● Exercise description
Every entry below should be transcribed exactly; pictures stay out of the copy.

● Provided information
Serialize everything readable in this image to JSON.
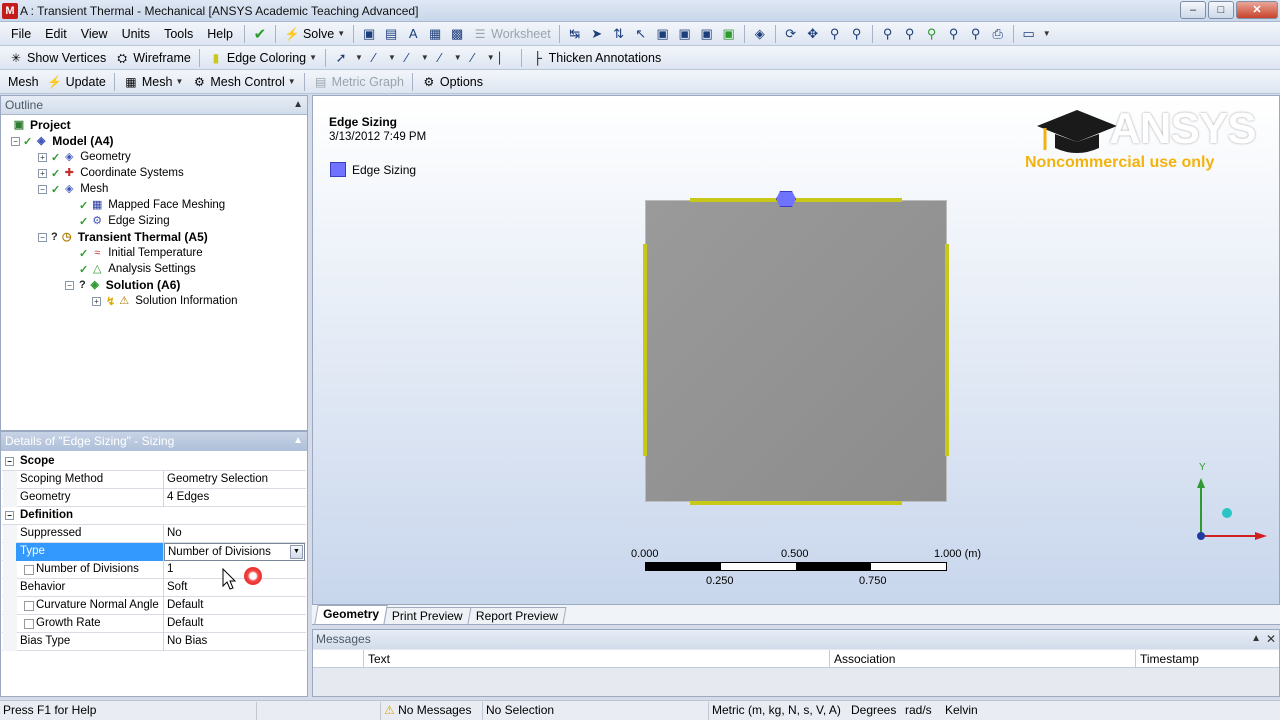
{
  "window": {
    "title": "A : Transient Thermal - Mechanical [ANSYS Academic Teaching Advanced]",
    "app_icon_label": "M"
  },
  "menu": [
    "File",
    "Edit",
    "View",
    "Units",
    "Tools",
    "Help"
  ],
  "toolbar1": {
    "solve": "Solve",
    "worksheet": "Worksheet"
  },
  "toolbar2": {
    "show_vertices": "Show Vertices",
    "wireframe": "Wireframe",
    "edge_coloring": "Edge Coloring",
    "thicken_annotations": "Thicken Annotations"
  },
  "toolbar3": {
    "mesh": "Mesh",
    "update": "Update",
    "mesh_menu": "Mesh",
    "mesh_control": "Mesh Control",
    "metric_graph": "Metric Graph",
    "options": "Options"
  },
  "outline": {
    "header": "Outline",
    "items": [
      {
        "label": "Project"
      },
      {
        "label": "Model (A4)"
      },
      {
        "label": "Geometry"
      },
      {
        "label": "Coordinate Systems"
      },
      {
        "label": "Mesh"
      },
      {
        "label": "Mapped Face Meshing"
      },
      {
        "label": "Edge Sizing"
      },
      {
        "label": "Transient Thermal (A5)"
      },
      {
        "label": "Initial Temperature"
      },
      {
        "label": "Analysis Settings"
      },
      {
        "label": "Solution (A6)"
      },
      {
        "label": "Solution Information"
      }
    ]
  },
  "details": {
    "header": "Details of \"Edge Sizing\" - Sizing",
    "rows": [
      {
        "label": "Scope",
        "value": ""
      },
      {
        "label": "Scoping Method",
        "value": "Geometry Selection"
      },
      {
        "label": "Geometry",
        "value": "4 Edges"
      },
      {
        "label": "Definition",
        "value": ""
      },
      {
        "label": "Suppressed",
        "value": "No"
      },
      {
        "label": "Type",
        "value": "Number of Divisions"
      },
      {
        "label": "Number of Divisions",
        "value": "1"
      },
      {
        "label": "Behavior",
        "value": "Soft"
      },
      {
        "label": "Curvature Normal Angle",
        "value": "Default"
      },
      {
        "label": "Growth Rate",
        "value": "Default"
      },
      {
        "label": "Bias Type",
        "value": "No Bias"
      }
    ]
  },
  "viewport": {
    "title": "Edge Sizing",
    "date": "3/13/2012 7:49 PM",
    "legend": "Edge Sizing",
    "logo": "ANSYS",
    "logo_sub": "Noncommercial use only",
    "scale": {
      "l0": "0.000",
      "l1": "0.500",
      "l2": "1.000 (m)",
      "l3": "0.250",
      "l4": "0.750"
    },
    "triad_y": "Y",
    "colors": {
      "edge": "#c8c818",
      "selection": "#6f73ff",
      "accent": "#3399ff"
    }
  },
  "tabs": [
    "Geometry",
    "Print Preview",
    "Report Preview"
  ],
  "messages": {
    "header": "Messages",
    "cols": [
      "Text",
      "Association",
      "Timestamp"
    ]
  },
  "status": {
    "help": "Press F1 for Help",
    "messages": "No Messages",
    "selection": "No Selection",
    "units": "Metric (m, kg, N, s, V, A)",
    "angle": "Degrees",
    "rate": "rad/s",
    "temp": "Kelvin"
  }
}
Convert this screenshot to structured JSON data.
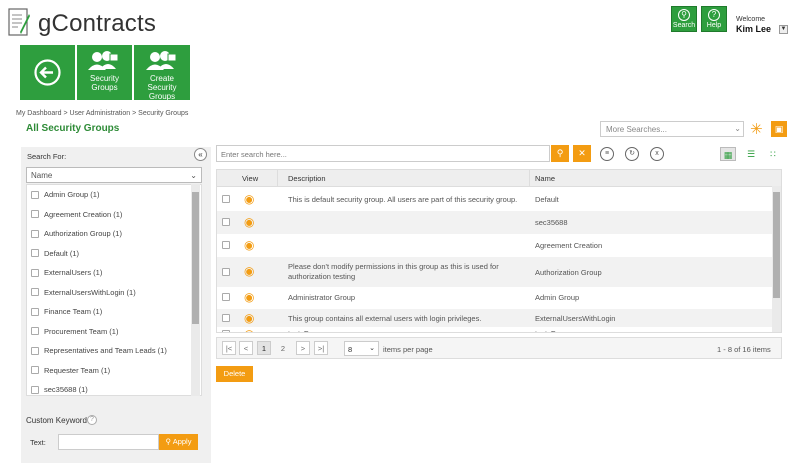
{
  "app": {
    "title": "gContracts"
  },
  "header": {
    "search_label": "Search",
    "help_label": "Help",
    "welcome": "Welcome",
    "user_name": "Kim Lee"
  },
  "tiles": {
    "security_groups": "Security Groups",
    "create_security_groups": "Create Security Groups"
  },
  "breadcrumb": "My Dashboard  >  User Administration  >  Security Groups",
  "page_title": "All Security Groups",
  "more_searches": {
    "placeholder": "More Searches..."
  },
  "left_panel": {
    "search_for": "Search For:",
    "field_select": "Name",
    "groups": [
      "Admin Group (1)",
      "Agreement Creation (1)",
      "Authorization Group (1)",
      "Default (1)",
      "ExternalUsers (1)",
      "ExternalUsersWithLogin (1)",
      "Finance Team (1)",
      "Procurement Team (1)",
      "Representatives and Team Leads (1)",
      "Requester Team (1)",
      "sec35688 (1)"
    ],
    "custom_keyword": "Custom Keyword",
    "text_label": "Text:",
    "apply": "Apply"
  },
  "search": {
    "placeholder": "Enter search here..."
  },
  "table": {
    "columns": {
      "view": "View",
      "description": "Description",
      "name": "Name"
    },
    "rows": [
      {
        "description": "This is default security group. All users are part of this security group.",
        "name": "Default"
      },
      {
        "description": "",
        "name": "sec35688"
      },
      {
        "description": "",
        "name": "Agreement Creation"
      },
      {
        "description": "Please don't modify permissions in this group as this is used for authorization testing",
        "name": "Authorization Group"
      },
      {
        "description": "Administrator Group",
        "name": "Admin Group"
      },
      {
        "description": "This group contains all external users with login privileges.",
        "name": "ExternalUsersWithLogin"
      },
      {
        "description": "testsFor",
        "name": "testsFor"
      }
    ]
  },
  "pager": {
    "pages": [
      "1",
      "2"
    ],
    "per_page": "8",
    "per_page_label": "items per page",
    "count": "1 - 8 of 16 items"
  },
  "delete_label": "Delete",
  "colors": {
    "brand_green": "#2e9e3e",
    "accent_orange": "#f39c12"
  }
}
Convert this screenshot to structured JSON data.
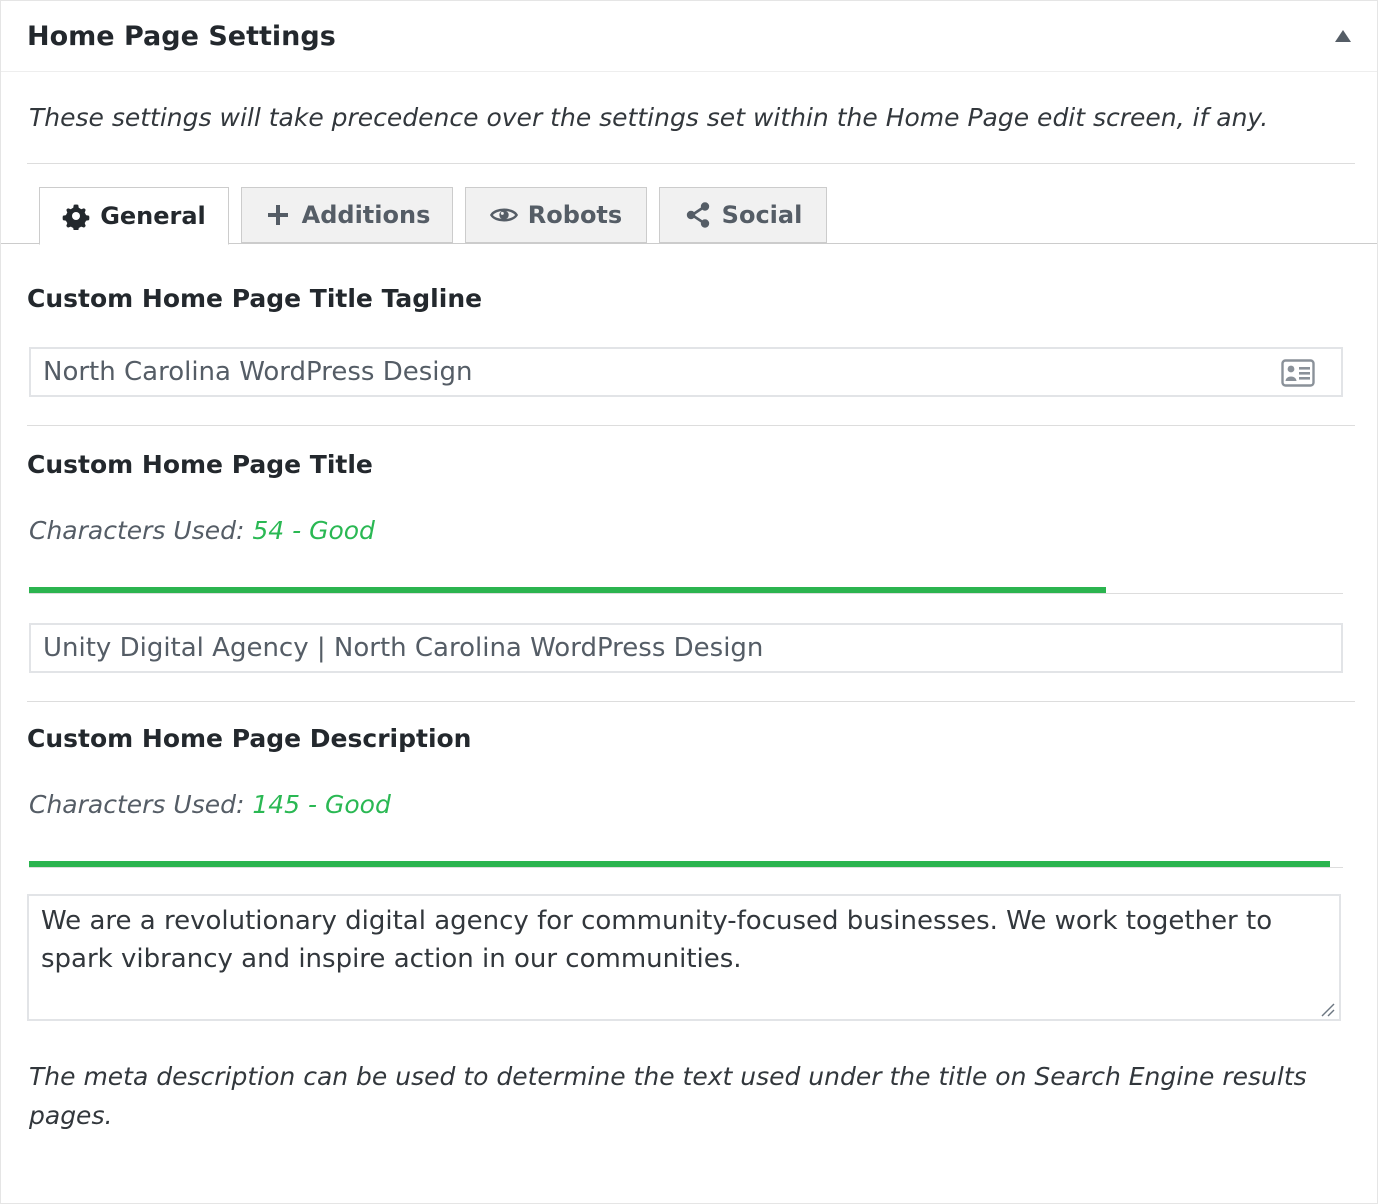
{
  "panel": {
    "title": "Home Page Settings",
    "intro": "These settings will take precedence over the settings set within the Home Page edit screen, if any."
  },
  "tabs": [
    {
      "label": "General",
      "icon": "gear-icon",
      "active": true
    },
    {
      "label": "Additions",
      "icon": "plus-icon",
      "active": false
    },
    {
      "label": "Robots",
      "icon": "eye-icon",
      "active": false
    },
    {
      "label": "Social",
      "icon": "share-icon",
      "active": false
    }
  ],
  "tagline": {
    "label": "Custom Home Page Title Tagline",
    "value": "North Carolina WordPress Design",
    "icon": "id-card-icon"
  },
  "title_field": {
    "label": "Custom Home Page Title",
    "counter_prefix": "Characters Used:",
    "counter_value": "54 - Good",
    "progress_fraction": 0.82,
    "value": "Unity Digital Agency | North Carolina WordPress Design"
  },
  "description_field": {
    "label": "Custom Home Page Description",
    "counter_prefix": "Characters Used:",
    "counter_value": "145 - Good",
    "progress_fraction": 0.99,
    "value": "We are a revolutionary digital agency for community-focused businesses. We work together to spark vibrancy and inspire action in our communities.",
    "help": "The meta description can be used to determine the text used under the title on Search Engine results pages."
  },
  "colors": {
    "good": "#2bb44f",
    "text": "#23282d",
    "muted": "#555d66"
  }
}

● The result
Serialize everything readable in this image to JSON.
{
  "window": {
    "title": "A : Transient Thermal - Mechanical [ANSYS Academic Teaching Advanced]",
    "app_icon_label": "M"
  },
  "menu": [
    "File",
    "Edit",
    "View",
    "Units",
    "Tools",
    "Help"
  ],
  "toolbar1": {
    "solve": "Solve",
    "worksheet": "Worksheet"
  },
  "toolbar2": {
    "show_vertices": "Show Vertices",
    "wireframe": "Wireframe",
    "edge_coloring": "Edge Coloring",
    "thicken_annotations": "Thicken Annotations"
  },
  "toolbar3": {
    "mesh": "Mesh",
    "update": "Update",
    "mesh_menu": "Mesh",
    "mesh_control": "Mesh Control",
    "metric_graph": "Metric Graph",
    "options": "Options"
  },
  "outline": {
    "header": "Outline",
    "items": [
      {
        "label": "Project"
      },
      {
        "label": "Model (A4)"
      },
      {
        "label": "Geometry"
      },
      {
        "label": "Coordinate Systems"
      },
      {
        "label": "Mesh"
      },
      {
        "label": "Mapped Face Meshing"
      },
      {
        "label": "Edge Sizing"
      },
      {
        "label": "Transient Thermal (A5)"
      },
      {
        "label": "Initial Temperature"
      },
      {
        "label": "Analysis Settings"
      },
      {
        "label": "Solution (A6)"
      },
      {
        "label": "Solution Information"
      }
    ]
  },
  "details": {
    "header": "Details of \"Edge Sizing\" - Sizing",
    "rows": [
      {
        "label": "Scope",
        "value": ""
      },
      {
        "label": "Scoping Method",
        "value": "Geometry Selection"
      },
      {
        "label": "Geometry",
        "value": "4 Edges"
      },
      {
        "label": "Definition",
        "value": ""
      },
      {
        "label": "Suppressed",
        "value": "No"
      },
      {
        "label": "Type",
        "value": "Number of Divisions"
      },
      {
        "label": "Number of Divisions",
        "value": "1"
      },
      {
        "label": "Behavior",
        "value": "Soft"
      },
      {
        "label": "Curvature Normal Angle",
        "value": "Default"
      },
      {
        "label": "Growth Rate",
        "value": "Default"
      },
      {
        "label": "Bias Type",
        "value": "No Bias"
      }
    ]
  },
  "viewport": {
    "title": "Edge Sizing",
    "date": "3/13/2012 7:49 PM",
    "legend": "Edge Sizing",
    "logo": "ANSYS",
    "logo_sub": "Noncommercial use only",
    "scale": {
      "l0": "0.000",
      "l1": "0.500",
      "l2": "1.000 (m)",
      "l3": "0.250",
      "l4": "0.750"
    },
    "triad_y": "Y",
    "colors": {
      "edge": "#c8c818",
      "selection": "#6f73ff",
      "accent": "#3399ff"
    }
  },
  "tabs": [
    "Geometry",
    "Print Preview",
    "Report Preview"
  ],
  "messages": {
    "header": "Messages",
    "cols": [
      "Text",
      "Association",
      "Timestamp"
    ]
  },
  "status": {
    "help": "Press F1 for Help",
    "messages": "No Messages",
    "selection": "No Selection",
    "units": "Metric (m, kg, N, s, V, A)",
    "angle": "Degrees",
    "rate": "rad/s",
    "temp": "Kelvin"
  }
}
Convert this screenshot to structured JSON data.
{
  "app": {
    "title": "gContracts"
  },
  "header": {
    "search_label": "Search",
    "help_label": "Help",
    "welcome": "Welcome",
    "user_name": "Kim Lee"
  },
  "tiles": {
    "security_groups": "Security Groups",
    "create_security_groups": "Create Security Groups"
  },
  "breadcrumb": "My Dashboard  >  User Administration  >  Security Groups",
  "page_title": "All Security Groups",
  "more_searches": {
    "placeholder": "More Searches..."
  },
  "left_panel": {
    "search_for": "Search For:",
    "field_select": "Name",
    "groups": [
      "Admin Group (1)",
      "Agreement Creation (1)",
      "Authorization Group (1)",
      "Default (1)",
      "ExternalUsers (1)",
      "ExternalUsersWithLogin (1)",
      "Finance Team (1)",
      "Procurement Team (1)",
      "Representatives and Team Leads (1)",
      "Requester Team (1)",
      "sec35688 (1)"
    ],
    "custom_keyword": "Custom Keyword",
    "text_label": "Text:",
    "apply": "Apply"
  },
  "search": {
    "placeholder": "Enter search here..."
  },
  "table": {
    "columns": {
      "view": "View",
      "description": "Description",
      "name": "Name"
    },
    "rows": [
      {
        "description": "This is default security group. All users are part of this security group.",
        "name": "Default"
      },
      {
        "description": "",
        "name": "sec35688"
      },
      {
        "description": "",
        "name": "Agreement Creation"
      },
      {
        "description": "Please don't modify permissions in this group as this is used for authorization testing",
        "name": "Authorization Group"
      },
      {
        "description": "Administrator Group",
        "name": "Admin Group"
      },
      {
        "description": "This group contains all external users with login privileges.",
        "name": "ExternalUsersWithLogin"
      },
      {
        "description": "testsFor",
        "name": "testsFor"
      }
    ]
  },
  "pager": {
    "pages": [
      "1",
      "2"
    ],
    "per_page": "8",
    "per_page_label": "items per page",
    "count": "1 - 8 of 16 items"
  },
  "delete_label": "Delete",
  "colors": {
    "brand_green": "#2e9e3e",
    "accent_orange": "#f39c12"
  }
}
Convert this screenshot to structured JSON data.
{
  "panel": {
    "title": "Home Page Settings",
    "intro": "These settings will take precedence over the settings set within the Home Page edit screen, if any."
  },
  "tabs": [
    {
      "label": "General",
      "icon": "gear-icon",
      "active": true
    },
    {
      "label": "Additions",
      "icon": "plus-icon",
      "active": false
    },
    {
      "label": "Robots",
      "icon": "eye-icon",
      "active": false
    },
    {
      "label": "Social",
      "icon": "share-icon",
      "active": false
    }
  ],
  "tagline": {
    "label": "Custom Home Page Title Tagline",
    "value": "North Carolina WordPress Design",
    "icon": "id-card-icon"
  },
  "title_field": {
    "label": "Custom Home Page Title",
    "counter_prefix": "Characters Used:",
    "counter_value": "54 - Good",
    "progress_fraction": 0.82,
    "value": "Unity Digital Agency | North Carolina WordPress Design"
  },
  "description_field": {
    "label": "Custom Home Page Description",
    "counter_prefix": "Characters Used:",
    "counter_value": "145 - Good",
    "progress_fraction": 0.99,
    "value": "We are a revolutionary digital agency for community-focused businesses. We work together to spark vibrancy and inspire action in our communities.",
    "help": "The meta description can be used to determine the text used under the title on Search Engine results pages."
  },
  "colors": {
    "good": "#2bb44f",
    "text": "#23282d",
    "muted": "#555d66"
  }
}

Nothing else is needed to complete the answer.